**Required task**
Select, from the material below, each line with "this" in it.

**Supplied data**
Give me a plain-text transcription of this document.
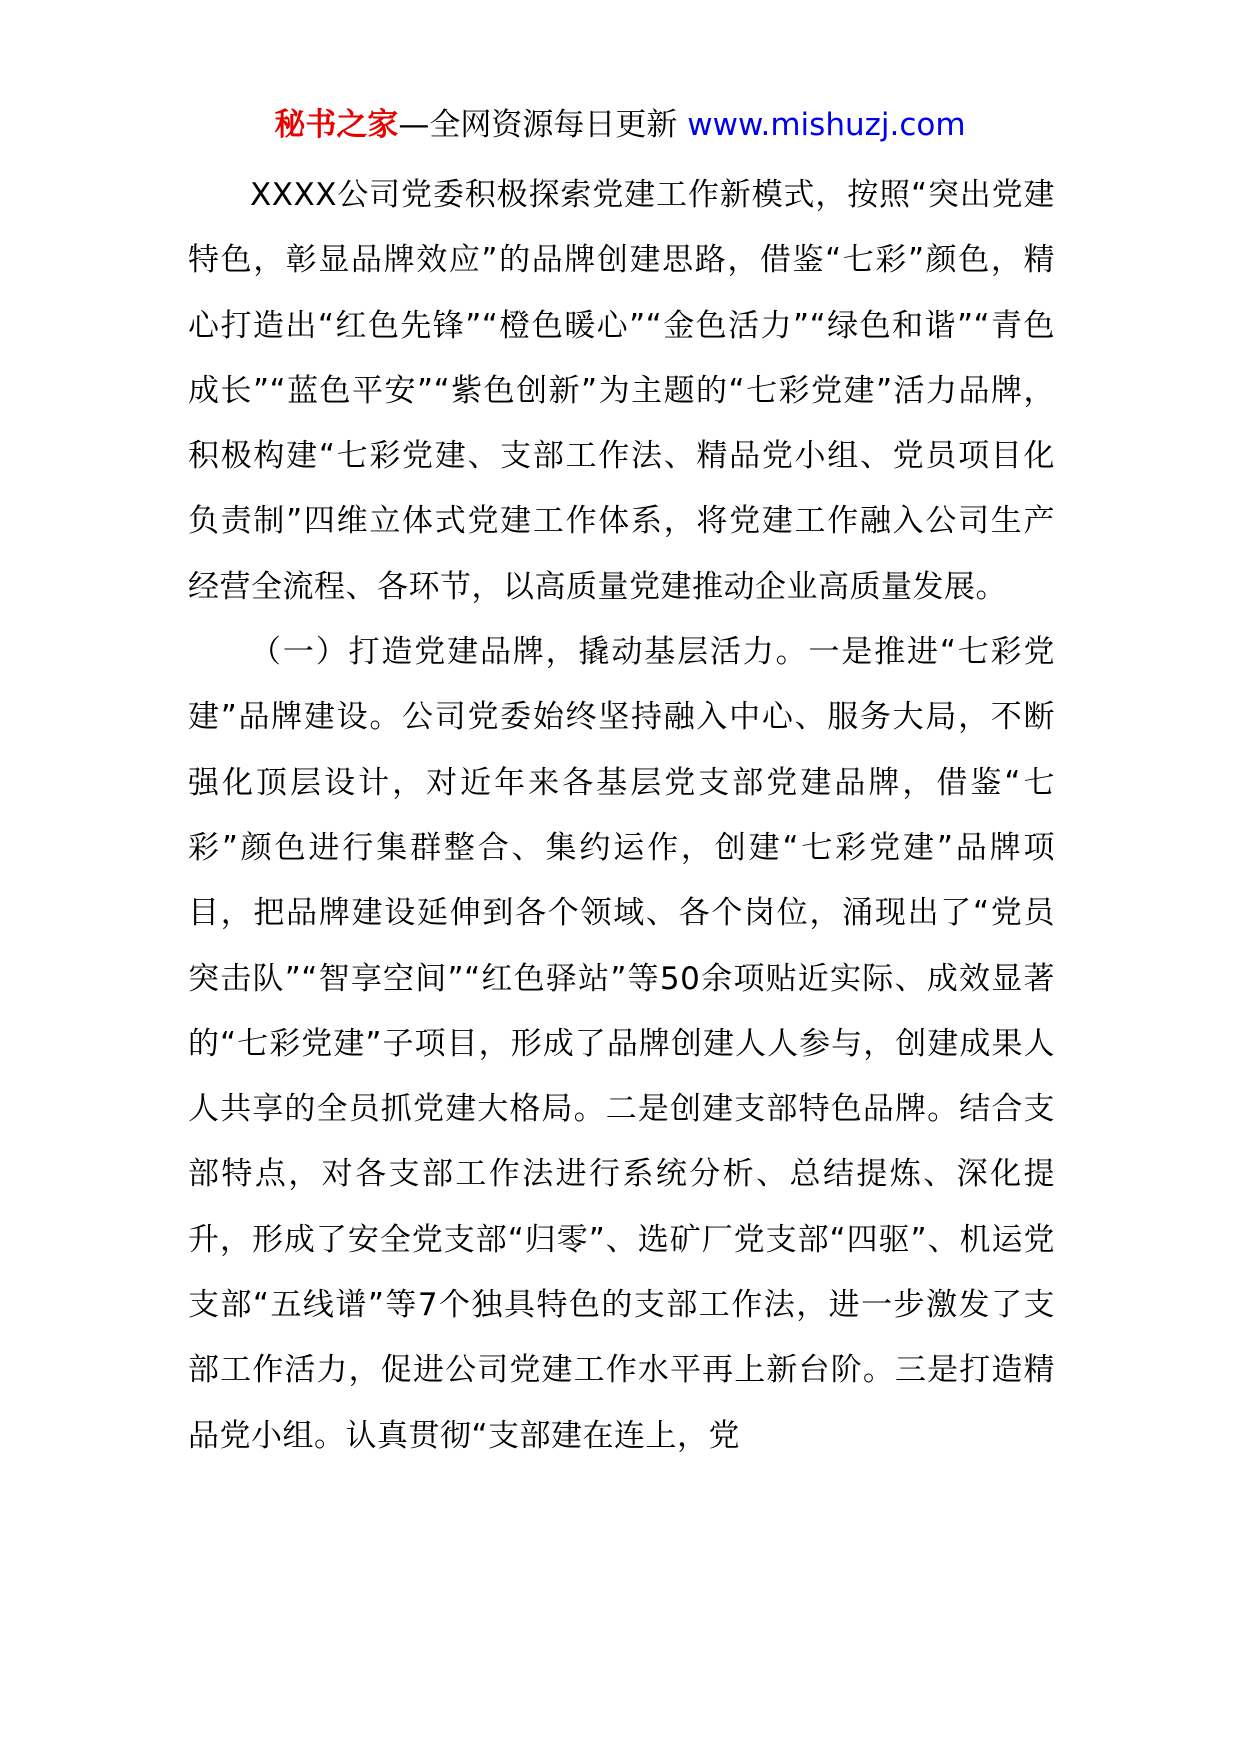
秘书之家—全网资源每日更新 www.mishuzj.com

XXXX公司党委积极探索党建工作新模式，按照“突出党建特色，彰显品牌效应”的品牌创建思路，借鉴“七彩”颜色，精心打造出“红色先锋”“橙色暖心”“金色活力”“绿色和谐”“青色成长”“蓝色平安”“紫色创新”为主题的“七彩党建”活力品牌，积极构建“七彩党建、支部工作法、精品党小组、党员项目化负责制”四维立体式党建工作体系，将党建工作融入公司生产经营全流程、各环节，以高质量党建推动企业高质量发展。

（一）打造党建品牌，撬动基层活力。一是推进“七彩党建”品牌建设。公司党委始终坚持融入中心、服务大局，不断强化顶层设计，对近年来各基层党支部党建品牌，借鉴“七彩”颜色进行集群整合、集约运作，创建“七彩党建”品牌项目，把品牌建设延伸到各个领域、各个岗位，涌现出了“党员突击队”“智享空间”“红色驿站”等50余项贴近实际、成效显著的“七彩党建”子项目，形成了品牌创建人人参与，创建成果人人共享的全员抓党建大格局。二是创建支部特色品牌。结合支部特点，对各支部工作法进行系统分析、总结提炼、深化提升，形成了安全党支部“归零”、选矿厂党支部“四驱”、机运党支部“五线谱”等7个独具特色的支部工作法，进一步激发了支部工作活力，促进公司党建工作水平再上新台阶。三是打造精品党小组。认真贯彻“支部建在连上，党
--
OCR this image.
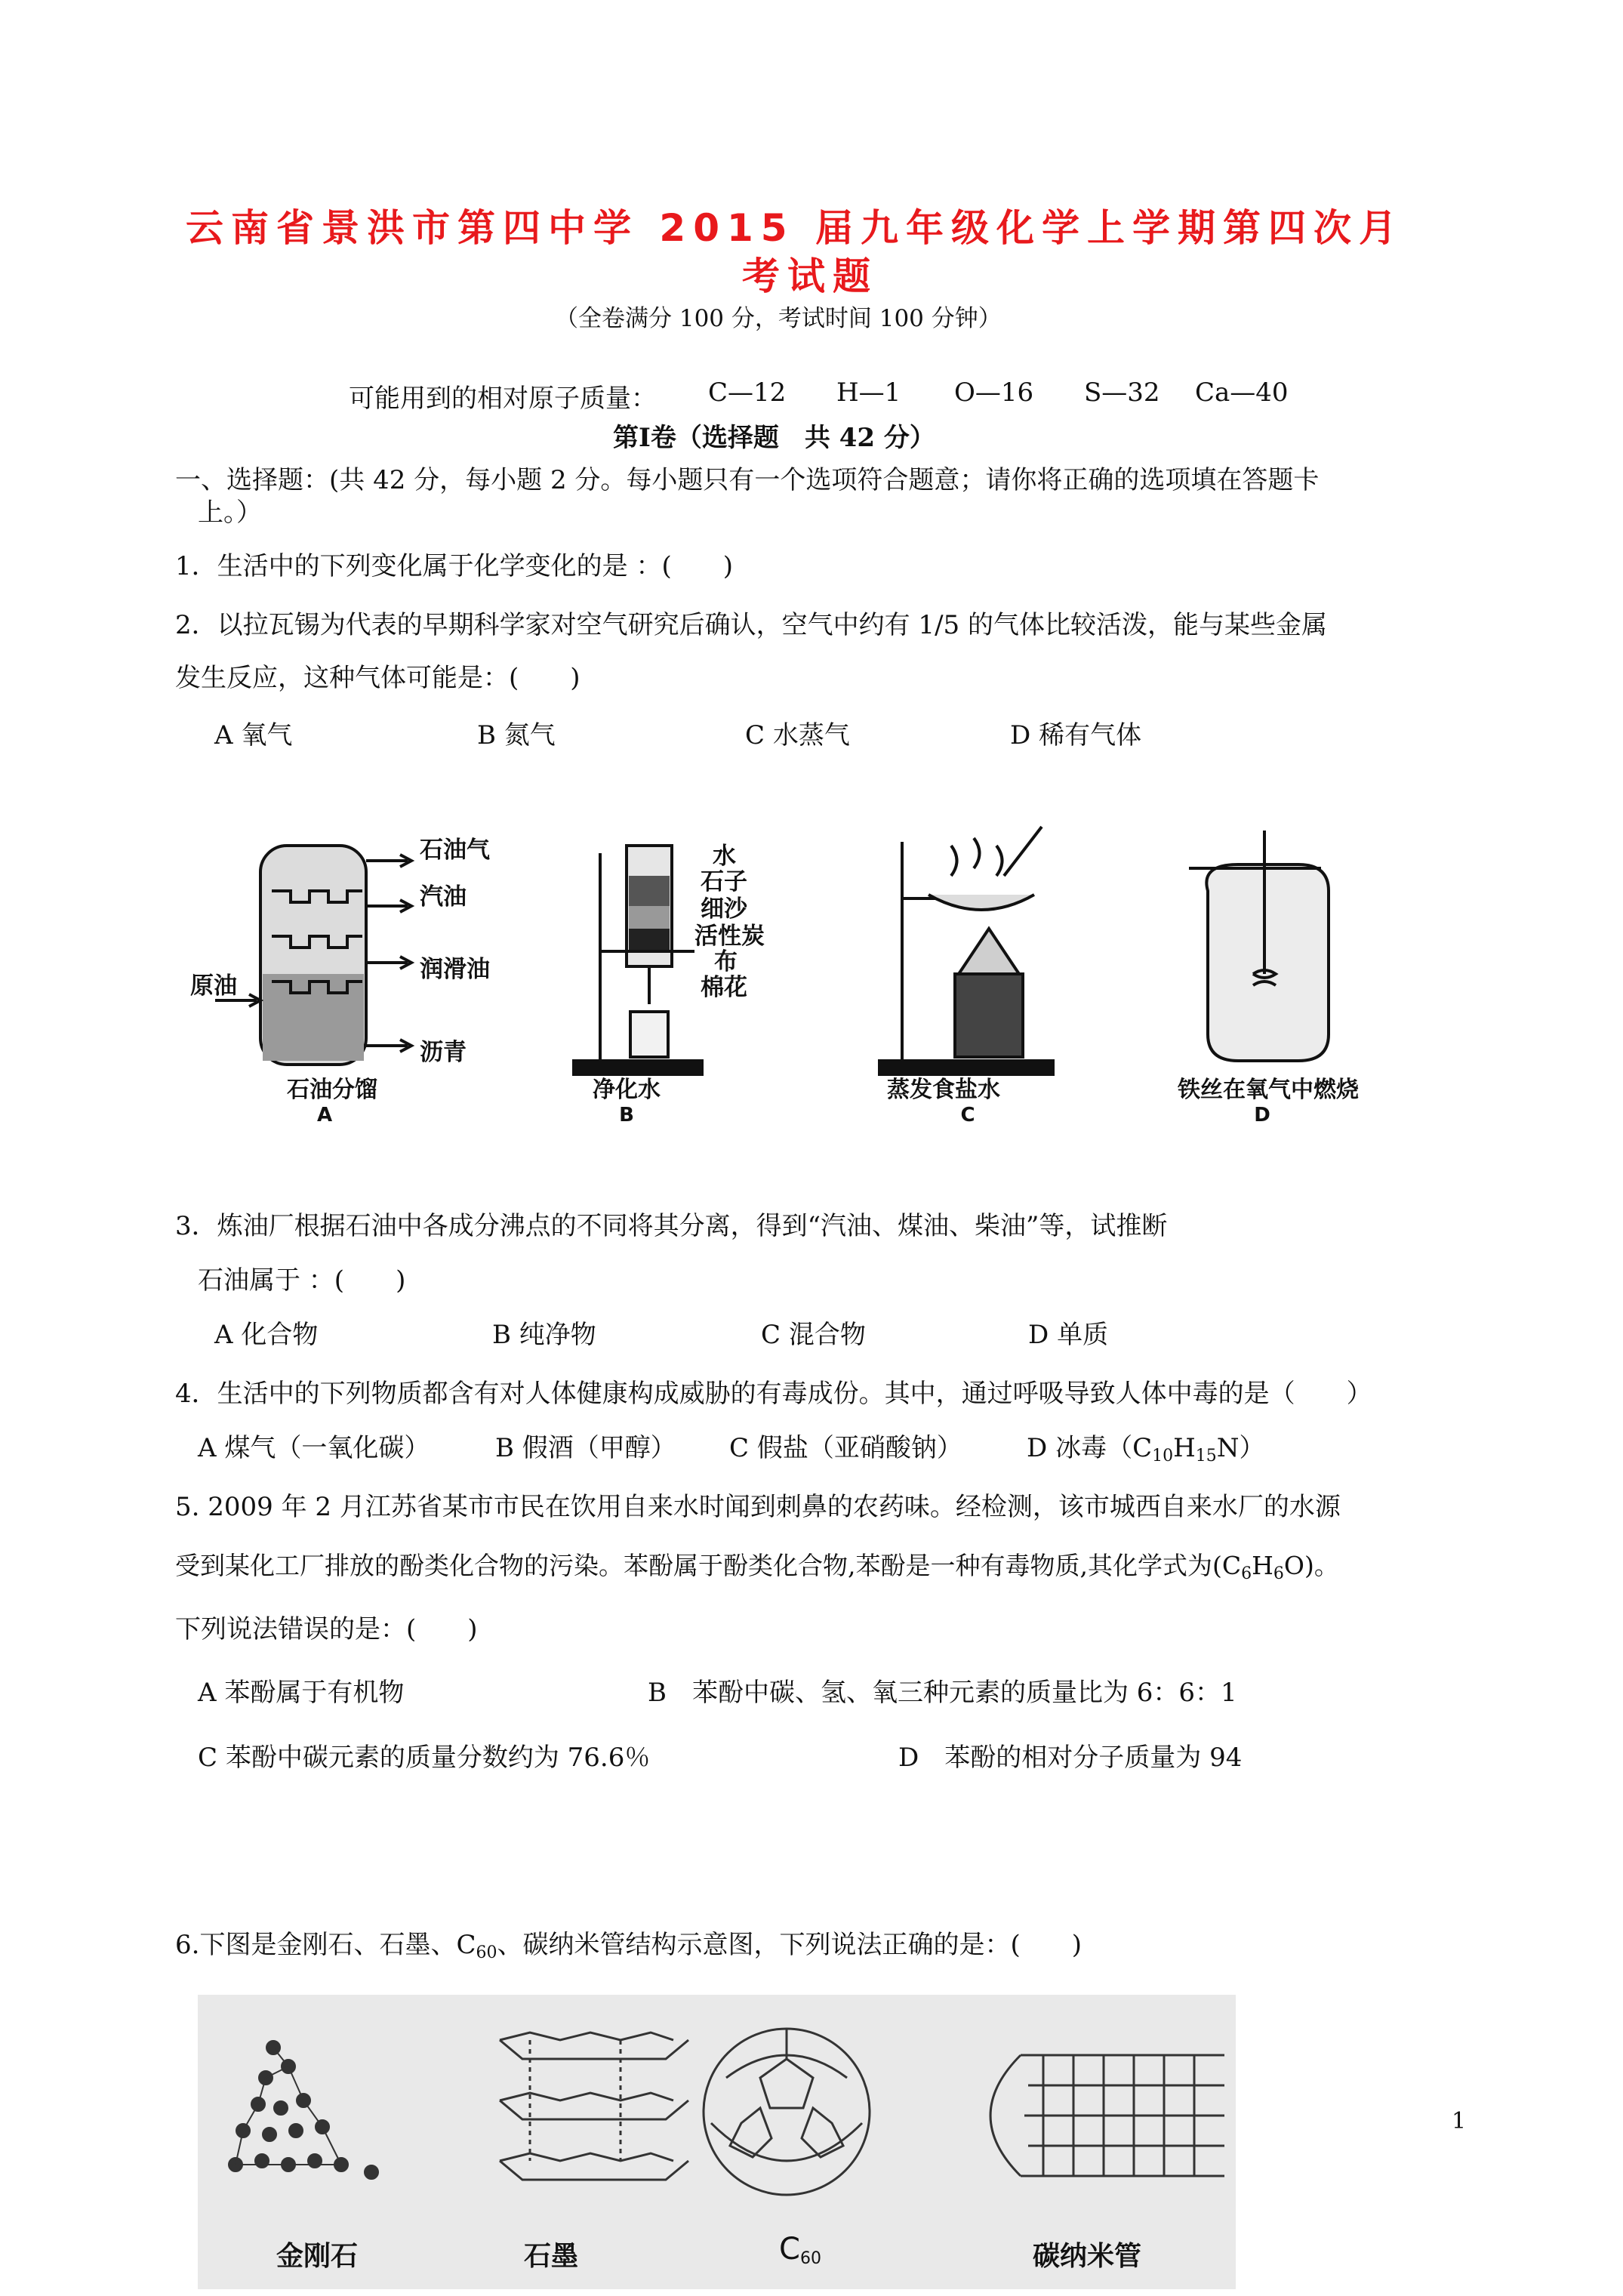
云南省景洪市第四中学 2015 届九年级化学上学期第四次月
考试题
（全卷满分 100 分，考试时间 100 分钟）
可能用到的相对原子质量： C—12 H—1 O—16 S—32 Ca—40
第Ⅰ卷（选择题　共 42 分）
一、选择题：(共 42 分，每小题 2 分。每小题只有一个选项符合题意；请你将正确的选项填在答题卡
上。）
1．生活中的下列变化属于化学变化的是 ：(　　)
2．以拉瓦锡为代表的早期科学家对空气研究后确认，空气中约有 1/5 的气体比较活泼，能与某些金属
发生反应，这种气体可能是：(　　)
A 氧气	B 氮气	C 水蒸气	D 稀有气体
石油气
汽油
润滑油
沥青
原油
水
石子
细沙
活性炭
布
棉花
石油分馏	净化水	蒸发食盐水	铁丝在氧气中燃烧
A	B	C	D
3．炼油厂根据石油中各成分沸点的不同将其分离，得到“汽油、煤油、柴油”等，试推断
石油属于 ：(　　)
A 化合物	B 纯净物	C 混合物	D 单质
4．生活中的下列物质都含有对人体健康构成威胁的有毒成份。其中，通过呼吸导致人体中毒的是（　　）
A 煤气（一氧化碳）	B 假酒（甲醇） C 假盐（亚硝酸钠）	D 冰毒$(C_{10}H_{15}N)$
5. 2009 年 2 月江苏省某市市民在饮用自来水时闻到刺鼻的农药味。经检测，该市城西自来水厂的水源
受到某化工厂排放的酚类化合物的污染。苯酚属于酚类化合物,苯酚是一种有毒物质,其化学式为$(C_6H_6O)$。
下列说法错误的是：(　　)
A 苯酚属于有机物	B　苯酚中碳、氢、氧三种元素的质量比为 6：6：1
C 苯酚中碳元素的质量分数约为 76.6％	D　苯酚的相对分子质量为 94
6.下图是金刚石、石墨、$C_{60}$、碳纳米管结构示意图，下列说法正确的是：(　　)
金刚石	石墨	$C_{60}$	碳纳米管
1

**Result of the exercise**
Give me a plain-text transcription of this document.
OCR this image.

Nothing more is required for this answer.